SHORT EXERCISE →
Quote the listing below in full and exactly as written, but omit every picture.

TASK MATERIAL →
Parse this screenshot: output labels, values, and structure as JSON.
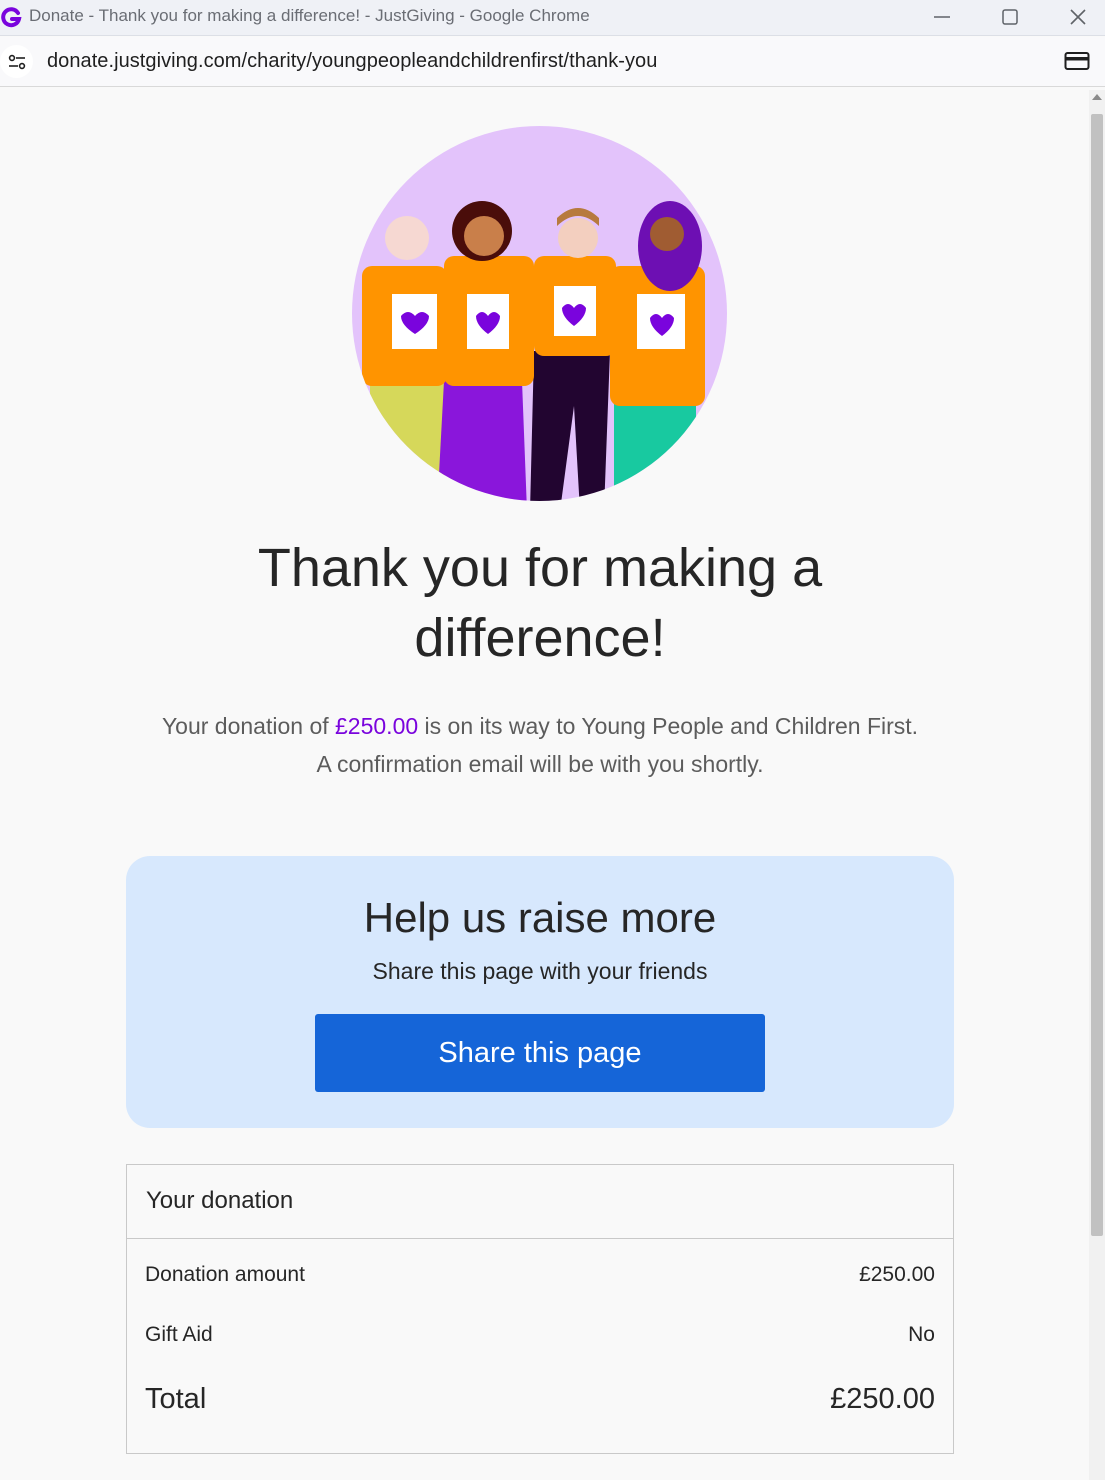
{
  "browser": {
    "window_title": "Donate - Thank you for making a difference! - JustGiving - Google Chrome",
    "url": "donate.justgiving.com/charity/youngpeopleandchildrenfirst/thank-you"
  },
  "page": {
    "headline": "Thank you for making a difference!",
    "message_prefix": "Your donation of ",
    "message_amount": "£250.00",
    "message_suffix": " is on its way to Young People and Children First.",
    "message_line2": "A confirmation email will be with you shortly."
  },
  "share": {
    "title": "Help us raise more",
    "subtitle": "Share this page with your friends",
    "button_label": "Share this page"
  },
  "donation": {
    "heading": "Your donation",
    "rows": [
      {
        "label": "Donation amount",
        "value": "£250.00"
      },
      {
        "label": "Gift Aid",
        "value": "No"
      },
      {
        "label": "Total",
        "value": "£250.00"
      }
    ]
  },
  "colors": {
    "accent_purple": "#7a04dd",
    "share_button": "#1565d8",
    "share_box_bg": "#d7e8fd"
  }
}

RIGHT ANSWER →
Parse this screenshot: output labels, values, and structure as JSON.
{
  "browser": {
    "window_title": "Donate - Thank you for making a difference! - JustGiving - Google Chrome",
    "url": "donate.justgiving.com/charity/youngpeopleandchildrenfirst/thank-you"
  },
  "page": {
    "headline": "Thank you for making a difference!",
    "message_prefix": "Your donation of ",
    "message_amount": "£250.00",
    "message_suffix": " is on its way to Young People and Children First.",
    "message_line2": "A confirmation email will be with you shortly."
  },
  "share": {
    "title": "Help us raise more",
    "subtitle": "Share this page with your friends",
    "button_label": "Share this page"
  },
  "donation": {
    "heading": "Your donation",
    "rows": [
      {
        "label": "Donation amount",
        "value": "£250.00"
      },
      {
        "label": "Gift Aid",
        "value": "No"
      },
      {
        "label": "Total",
        "value": "£250.00"
      }
    ]
  },
  "colors": {
    "accent_purple": "#7a04dd",
    "share_button": "#1565d8",
    "share_box_bg": "#d7e8fd"
  }
}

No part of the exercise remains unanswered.